## [Written problem]
Work out how many lines include "drama" and answer with that number only.

## [Records shown]
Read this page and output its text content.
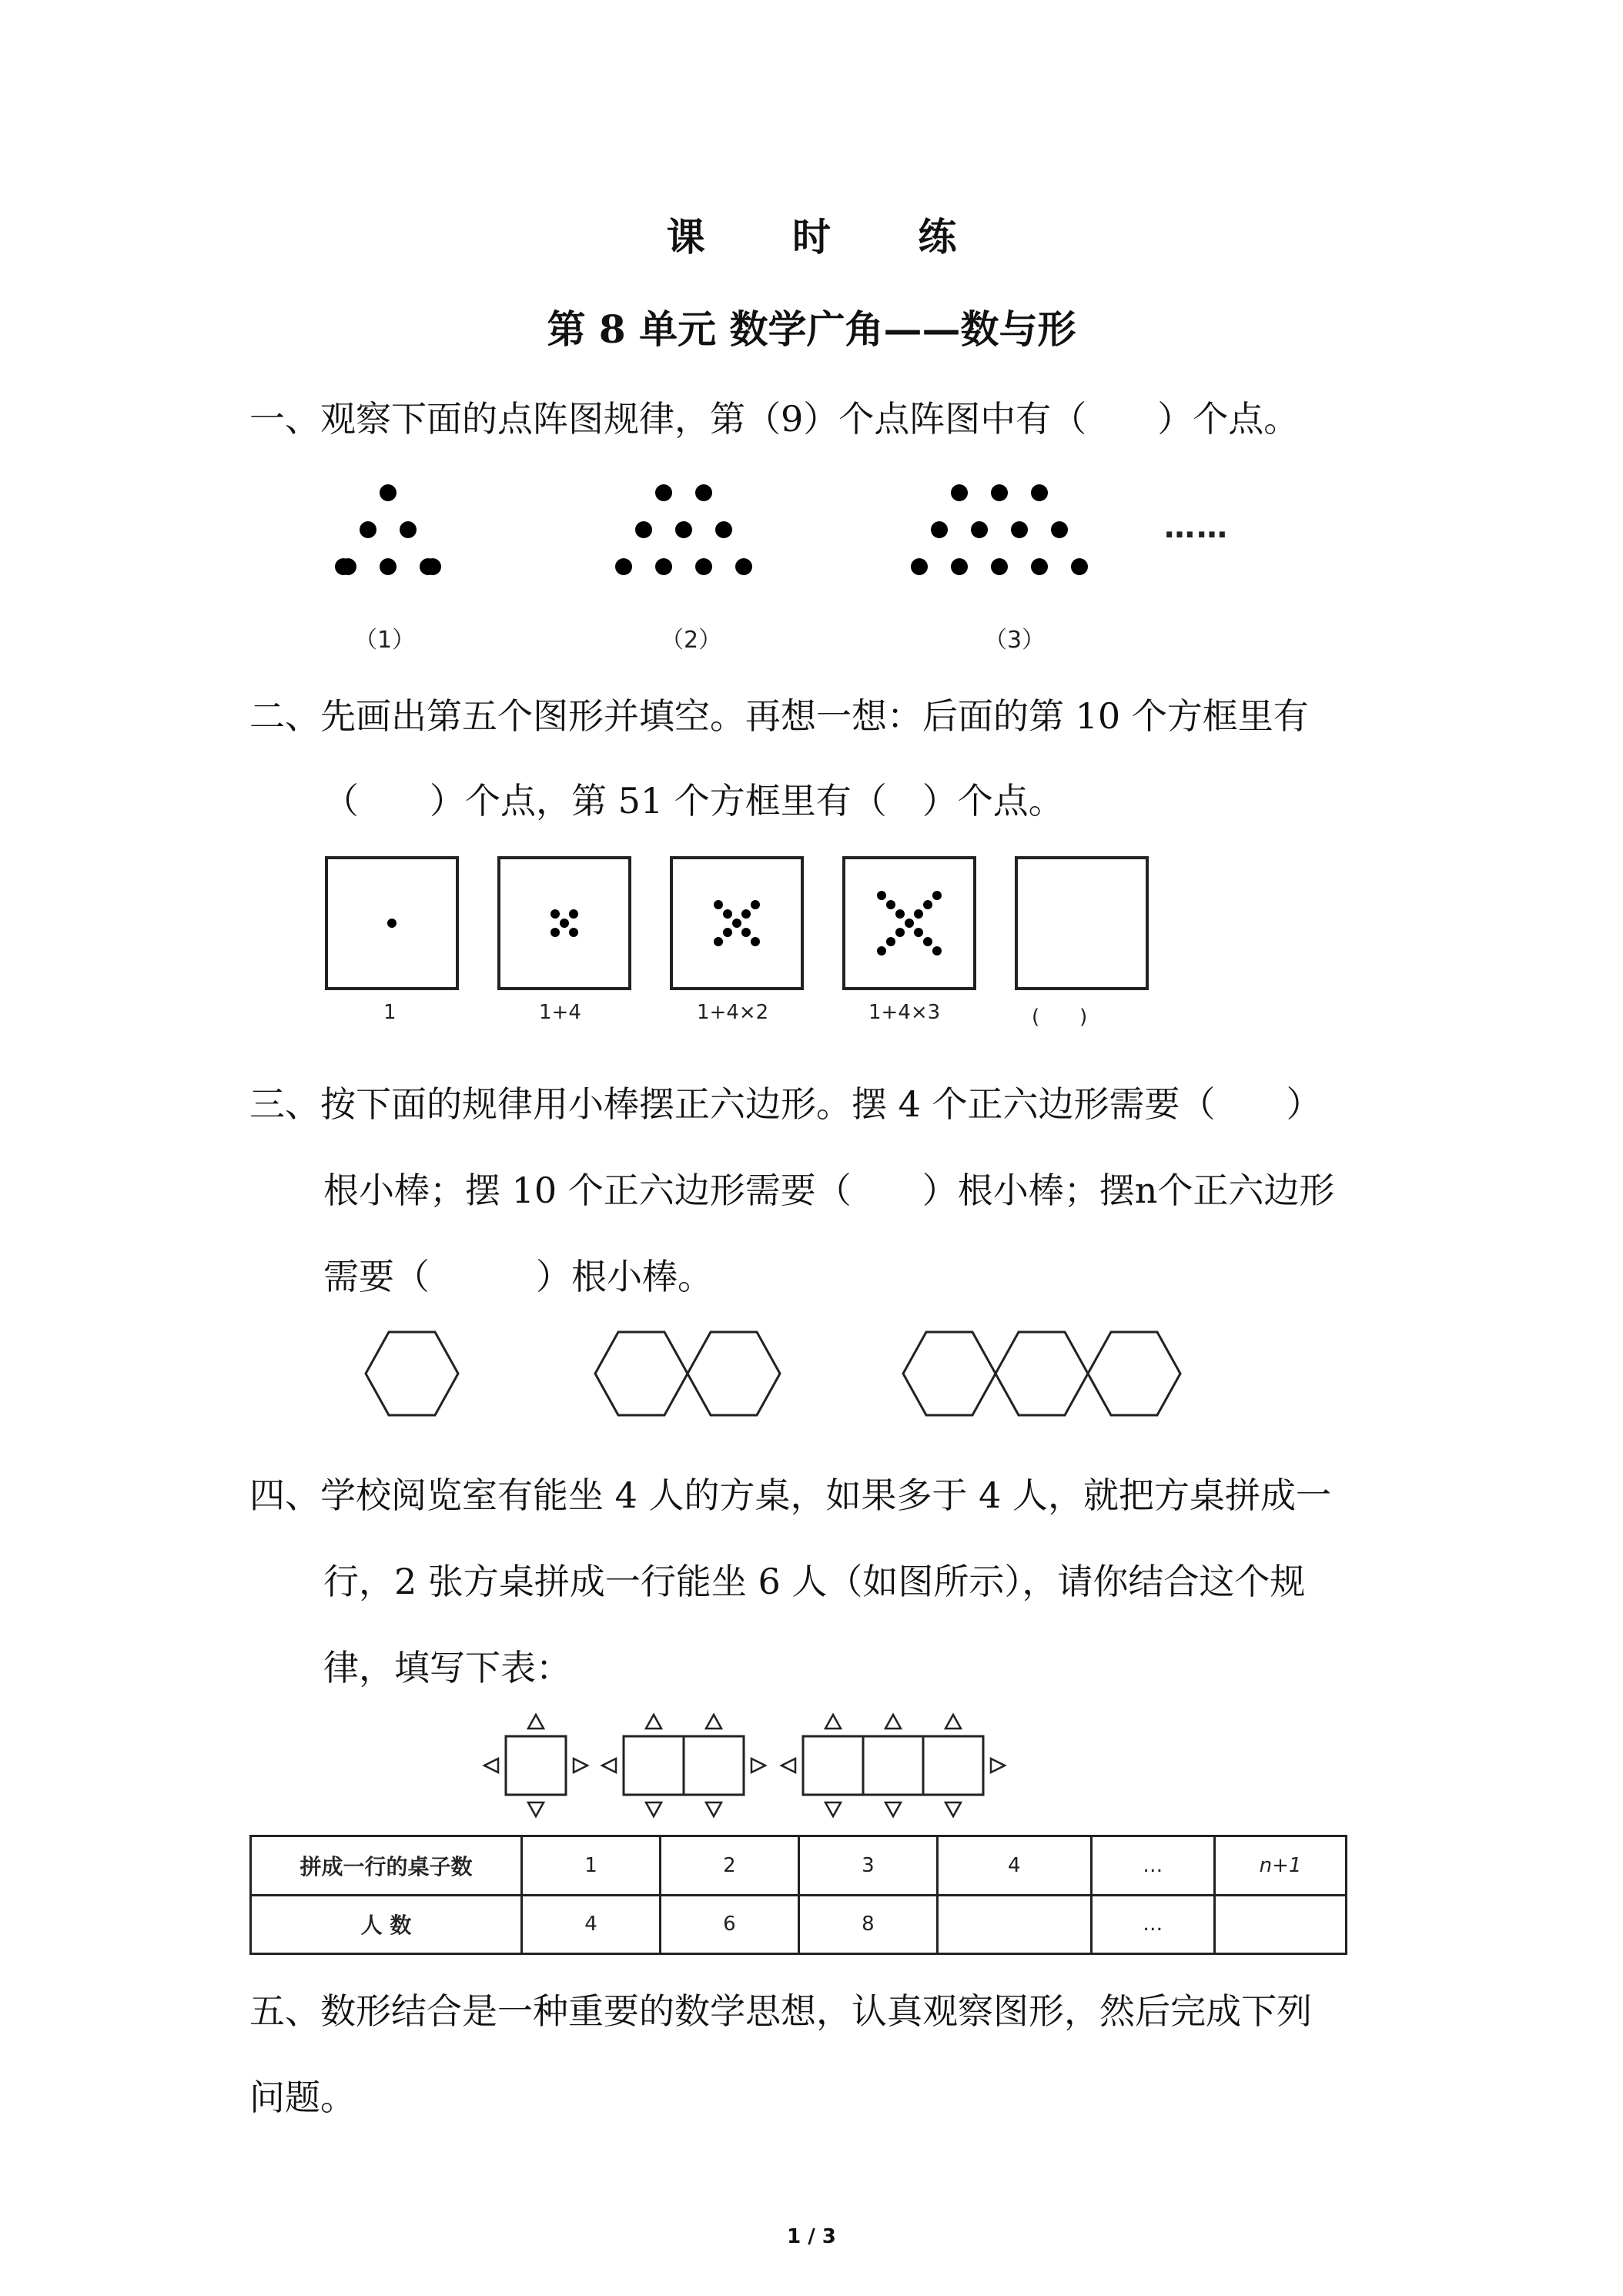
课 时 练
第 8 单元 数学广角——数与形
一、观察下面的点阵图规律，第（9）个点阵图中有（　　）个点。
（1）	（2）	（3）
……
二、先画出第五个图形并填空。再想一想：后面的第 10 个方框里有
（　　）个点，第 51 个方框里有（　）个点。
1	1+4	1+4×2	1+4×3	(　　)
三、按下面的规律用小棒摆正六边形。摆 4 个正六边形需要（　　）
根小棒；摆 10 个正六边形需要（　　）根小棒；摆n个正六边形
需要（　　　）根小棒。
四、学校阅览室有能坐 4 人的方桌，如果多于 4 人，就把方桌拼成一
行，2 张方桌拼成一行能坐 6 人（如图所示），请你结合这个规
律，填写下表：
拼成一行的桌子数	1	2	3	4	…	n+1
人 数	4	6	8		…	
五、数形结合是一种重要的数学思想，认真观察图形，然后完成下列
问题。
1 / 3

* * *

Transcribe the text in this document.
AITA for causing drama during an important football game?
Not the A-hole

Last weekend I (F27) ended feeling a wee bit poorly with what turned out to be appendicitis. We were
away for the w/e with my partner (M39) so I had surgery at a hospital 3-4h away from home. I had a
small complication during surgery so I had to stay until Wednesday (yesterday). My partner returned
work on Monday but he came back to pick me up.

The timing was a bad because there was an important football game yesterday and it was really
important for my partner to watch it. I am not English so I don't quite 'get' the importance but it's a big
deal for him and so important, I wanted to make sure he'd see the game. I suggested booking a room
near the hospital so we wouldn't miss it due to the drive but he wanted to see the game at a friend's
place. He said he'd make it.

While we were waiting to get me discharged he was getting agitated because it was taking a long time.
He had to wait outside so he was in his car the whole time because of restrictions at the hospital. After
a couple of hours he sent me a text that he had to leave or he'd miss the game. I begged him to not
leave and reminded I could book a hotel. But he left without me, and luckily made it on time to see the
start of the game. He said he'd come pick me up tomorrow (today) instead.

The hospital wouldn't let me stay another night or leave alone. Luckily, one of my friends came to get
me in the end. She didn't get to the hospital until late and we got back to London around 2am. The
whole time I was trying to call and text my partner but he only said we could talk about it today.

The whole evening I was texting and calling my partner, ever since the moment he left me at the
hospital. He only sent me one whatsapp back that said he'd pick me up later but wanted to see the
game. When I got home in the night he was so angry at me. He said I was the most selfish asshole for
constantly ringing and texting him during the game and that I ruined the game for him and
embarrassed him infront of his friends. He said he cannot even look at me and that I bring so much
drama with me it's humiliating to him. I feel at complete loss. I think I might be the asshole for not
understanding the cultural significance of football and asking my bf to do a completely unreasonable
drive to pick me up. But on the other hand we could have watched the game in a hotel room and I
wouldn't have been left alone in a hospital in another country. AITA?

## [Task result]
2